_Dataset entries on figures_:
########################################

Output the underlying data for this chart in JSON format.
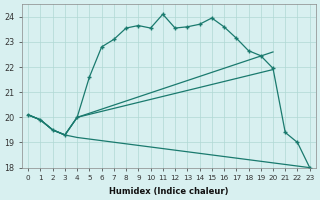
{
  "xlabel": "Humidex (Indice chaleur)",
  "bg_color": "#d8f0f0",
  "line_color": "#1a7a6e",
  "grid_color": "#b0d8d4",
  "xlim": [
    -0.5,
    23.5
  ],
  "ylim": [
    18.0,
    24.5
  ],
  "yticks": [
    18,
    19,
    20,
    21,
    22,
    23,
    24
  ],
  "xticks": [
    0,
    1,
    2,
    3,
    4,
    5,
    6,
    7,
    8,
    9,
    10,
    11,
    12,
    13,
    14,
    15,
    16,
    17,
    18,
    19,
    20,
    21,
    22,
    23
  ],
  "line_main_x": [
    0,
    1,
    2,
    3,
    4,
    5,
    6,
    7,
    8,
    9,
    10,
    11,
    12,
    13,
    14,
    15,
    16,
    17,
    18,
    19,
    20,
    21,
    22,
    23
  ],
  "line_main_y": [
    20.1,
    19.9,
    19.5,
    19.3,
    20.0,
    21.6,
    22.8,
    23.1,
    23.55,
    23.65,
    23.55,
    24.1,
    23.55,
    23.6,
    23.7,
    23.95,
    23.6,
    23.15,
    22.65,
    22.45,
    21.95,
    19.4,
    19.0,
    18.0
  ],
  "line_upper_x": [
    0,
    1,
    2,
    3,
    4,
    20
  ],
  "line_upper_y": [
    20.1,
    19.9,
    19.5,
    19.3,
    20.0,
    22.6
  ],
  "line_mid_x": [
    0,
    1,
    2,
    3,
    4,
    20
  ],
  "line_mid_y": [
    20.1,
    19.9,
    19.5,
    19.3,
    20.0,
    21.9
  ],
  "line_lower_x": [
    0,
    1,
    2,
    3,
    4,
    23
  ],
  "line_lower_y": [
    20.1,
    19.9,
    19.5,
    19.3,
    19.2,
    18.0
  ]
}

########################################

Output the data above without changes, apart from leaving out the pictures.

_OUTPUT FOR THIS TASK_:
Output the underlying data for this chart in JSON format.
{
  "xlabel": "Humidex (Indice chaleur)",
  "bg_color": "#d8f0f0",
  "line_color": "#1a7a6e",
  "grid_color": "#b0d8d4",
  "xlim": [
    -0.5,
    23.5
  ],
  "ylim": [
    18.0,
    24.5
  ],
  "yticks": [
    18,
    19,
    20,
    21,
    22,
    23,
    24
  ],
  "xticks": [
    0,
    1,
    2,
    3,
    4,
    5,
    6,
    7,
    8,
    9,
    10,
    11,
    12,
    13,
    14,
    15,
    16,
    17,
    18,
    19,
    20,
    21,
    22,
    23
  ],
  "line_main_x": [
    0,
    1,
    2,
    3,
    4,
    5,
    6,
    7,
    8,
    9,
    10,
    11,
    12,
    13,
    14,
    15,
    16,
    17,
    18,
    19,
    20,
    21,
    22,
    23
  ],
  "line_main_y": [
    20.1,
    19.9,
    19.5,
    19.3,
    20.0,
    21.6,
    22.8,
    23.1,
    23.55,
    23.65,
    23.55,
    24.1,
    23.55,
    23.6,
    23.7,
    23.95,
    23.6,
    23.15,
    22.65,
    22.45,
    21.95,
    19.4,
    19.0,
    18.0
  ],
  "line_upper_x": [
    0,
    1,
    2,
    3,
    4,
    20
  ],
  "line_upper_y": [
    20.1,
    19.9,
    19.5,
    19.3,
    20.0,
    22.6
  ],
  "line_mid_x": [
    0,
    1,
    2,
    3,
    4,
    20
  ],
  "line_mid_y": [
    20.1,
    19.9,
    19.5,
    19.3,
    20.0,
    21.9
  ],
  "line_lower_x": [
    0,
    1,
    2,
    3,
    4,
    23
  ],
  "line_lower_y": [
    20.1,
    19.9,
    19.5,
    19.3,
    19.2,
    18.0
  ]
}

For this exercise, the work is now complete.